WHAT TO WORK ON:
Copy out the data below as written; omit any images.

[START PROVIDED ENTRIES]

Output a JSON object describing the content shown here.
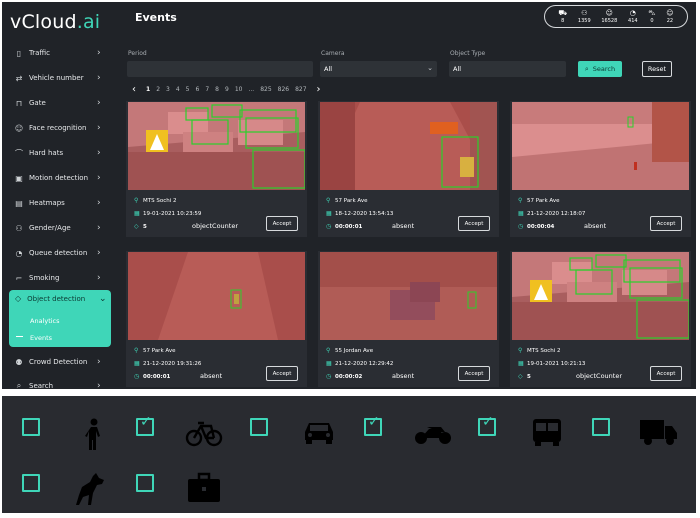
{
  "app": {
    "logo_text": "vCloud",
    "logo_suffix": ".ai",
    "page_title": "Events"
  },
  "stats": [
    {
      "icon": "sedan-icon",
      "value": "8"
    },
    {
      "icon": "people-icon",
      "value": "1359"
    },
    {
      "icon": "face-icon",
      "value": "16528"
    },
    {
      "icon": "queue-icon",
      "value": "414"
    },
    {
      "icon": "car-icon",
      "value": "0"
    },
    {
      "icon": "face-icon",
      "value": "22"
    }
  ],
  "sidebar": {
    "items": [
      {
        "label": "Traffic",
        "icon": "traffic-icon"
      },
      {
        "label": "Vehicle number",
        "icon": "vehicle-icon"
      },
      {
        "label": "Gate",
        "icon": "gate-icon"
      },
      {
        "label": "Face recognition",
        "icon": "face-icon"
      },
      {
        "label": "Hard hats",
        "icon": "hardhat-icon"
      },
      {
        "label": "Motion detection",
        "icon": "motion-icon"
      },
      {
        "label": "Heatmaps",
        "icon": "heatmap-icon"
      },
      {
        "label": "Gender/Age",
        "icon": "gender-icon"
      },
      {
        "label": "Queue detection",
        "icon": "queue-icon"
      },
      {
        "label": "Smoking",
        "icon": "smoking-icon"
      },
      {
        "label": "Crowd Detection",
        "icon": "crowd-icon"
      },
      {
        "label": "Search",
        "icon": "search-icon"
      }
    ],
    "active": {
      "label": "Object detection",
      "icon": "object-icon",
      "sub": [
        "Analytics",
        "Events"
      ]
    }
  },
  "filters": {
    "period_label": "Period",
    "period_value": "",
    "camera_label": "Camera",
    "camera_value": "All",
    "object_label": "Object Type",
    "object_value": "All",
    "search_label": "Search",
    "reset_label": "Reset"
  },
  "pagination": [
    "1",
    "2",
    "3",
    "4",
    "5",
    "6",
    "7",
    "8",
    "9",
    "10",
    "...",
    "825",
    "826",
    "827"
  ],
  "events": [
    {
      "location": "MTS Sochi 2",
      "date": "19-01-2021 10:23:59",
      "value": "5",
      "type": "objectCounter",
      "accept": "Accept",
      "scene": "street"
    },
    {
      "location": "57 Park Ave",
      "date": "18-12-2020 13:54:13",
      "value": "00:00:01",
      "type": "absent",
      "accept": "Accept",
      "scene": "corridor"
    },
    {
      "location": "57 Park Ave",
      "date": "21-12-2020 12:18:07",
      "value": "00:00:04",
      "type": "absent",
      "accept": "Accept",
      "scene": "snow"
    },
    {
      "location": "57 Park Ave",
      "date": "21-12-2020 19:31:26",
      "value": "00:00:01",
      "type": "absent",
      "accept": "Accept",
      "scene": "corridor2"
    },
    {
      "location": "55 Jordan Ave",
      "date": "21-12-2020 12:29:42",
      "value": "00:00:02",
      "type": "absent",
      "accept": "Accept",
      "scene": "yard"
    },
    {
      "location": "MTS Sochi 2",
      "date": "19-01-2021 10:21:13",
      "value": "5",
      "type": "objectCounter",
      "accept": "Accept",
      "scene": "street"
    }
  ],
  "object_types": [
    {
      "name": "person",
      "checked": false,
      "icon": "person-icon"
    },
    {
      "name": "bicycle",
      "checked": true,
      "icon": "bicycle-icon"
    },
    {
      "name": "car",
      "checked": false,
      "icon": "car-icon"
    },
    {
      "name": "motorcycle",
      "checked": true,
      "icon": "motorcycle-icon"
    },
    {
      "name": "bus",
      "checked": true,
      "icon": "bus-icon"
    },
    {
      "name": "truck",
      "checked": false,
      "icon": "truck-icon"
    },
    {
      "name": "dog",
      "checked": false,
      "icon": "dog-icon"
    },
    {
      "name": "suitcase",
      "checked": false,
      "icon": "suitcase-icon"
    }
  ]
}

[END PROVIDED ENTRIES]

CORRECT OUTPUT:
Output a JSON object describing the content shown here.
{
  "app": {
    "logo_text": "vCloud",
    "logo_suffix": ".ai",
    "page_title": "Events"
  },
  "stats": [
    {
      "icon": "sedan-icon",
      "value": "8"
    },
    {
      "icon": "people-icon",
      "value": "1359"
    },
    {
      "icon": "face-icon",
      "value": "16528"
    },
    {
      "icon": "queue-icon",
      "value": "414"
    },
    {
      "icon": "car-icon",
      "value": "0"
    },
    {
      "icon": "face-icon",
      "value": "22"
    }
  ],
  "sidebar": {
    "items": [
      {
        "label": "Traffic",
        "icon": "traffic-icon"
      },
      {
        "label": "Vehicle number",
        "icon": "vehicle-icon"
      },
      {
        "label": "Gate",
        "icon": "gate-icon"
      },
      {
        "label": "Face recognition",
        "icon": "face-icon"
      },
      {
        "label": "Hard hats",
        "icon": "hardhat-icon"
      },
      {
        "label": "Motion detection",
        "icon": "motion-icon"
      },
      {
        "label": "Heatmaps",
        "icon": "heatmap-icon"
      },
      {
        "label": "Gender/Age",
        "icon": "gender-icon"
      },
      {
        "label": "Queue detection",
        "icon": "queue-icon"
      },
      {
        "label": "Smoking",
        "icon": "smoking-icon"
      },
      {
        "label": "Crowd Detection",
        "icon": "crowd-icon"
      },
      {
        "label": "Search",
        "icon": "search-icon"
      }
    ],
    "active": {
      "label": "Object detection",
      "icon": "object-icon",
      "sub": [
        "Analytics",
        "Events"
      ]
    }
  },
  "filters": {
    "period_label": "Period",
    "period_value": "",
    "camera_label": "Camera",
    "camera_value": "All",
    "object_label": "Object Type",
    "object_value": "All",
    "search_label": "Search",
    "reset_label": "Reset"
  },
  "pagination": [
    "1",
    "2",
    "3",
    "4",
    "5",
    "6",
    "7",
    "8",
    "9",
    "10",
    "...",
    "825",
    "826",
    "827"
  ],
  "events": [
    {
      "location": "MTS Sochi 2",
      "date": "19-01-2021 10:23:59",
      "value": "5",
      "type": "objectCounter",
      "accept": "Accept",
      "scene": "street"
    },
    {
      "location": "57 Park Ave",
      "date": "18-12-2020 13:54:13",
      "value": "00:00:01",
      "type": "absent",
      "accept": "Accept",
      "scene": "corridor"
    },
    {
      "location": "57 Park Ave",
      "date": "21-12-2020 12:18:07",
      "value": "00:00:04",
      "type": "absent",
      "accept": "Accept",
      "scene": "snow"
    },
    {
      "location": "57 Park Ave",
      "date": "21-12-2020 19:31:26",
      "value": "00:00:01",
      "type": "absent",
      "accept": "Accept",
      "scene": "corridor2"
    },
    {
      "location": "55 Jordan Ave",
      "date": "21-12-2020 12:29:42",
      "value": "00:00:02",
      "type": "absent",
      "accept": "Accept",
      "scene": "yard"
    },
    {
      "location": "MTS Sochi 2",
      "date": "19-01-2021 10:21:13",
      "value": "5",
      "type": "objectCounter",
      "accept": "Accept",
      "scene": "street"
    }
  ],
  "object_types": [
    {
      "name": "person",
      "checked": false,
      "icon": "person-icon"
    },
    {
      "name": "bicycle",
      "checked": true,
      "icon": "bicycle-icon"
    },
    {
      "name": "car",
      "checked": false,
      "icon": "car-icon"
    },
    {
      "name": "motorcycle",
      "checked": true,
      "icon": "motorcycle-icon"
    },
    {
      "name": "bus",
      "checked": true,
      "icon": "bus-icon"
    },
    {
      "name": "truck",
      "checked": false,
      "icon": "truck-icon"
    },
    {
      "name": "dog",
      "checked": false,
      "icon": "dog-icon"
    },
    {
      "name": "suitcase",
      "checked": false,
      "icon": "suitcase-icon"
    }
  ]
}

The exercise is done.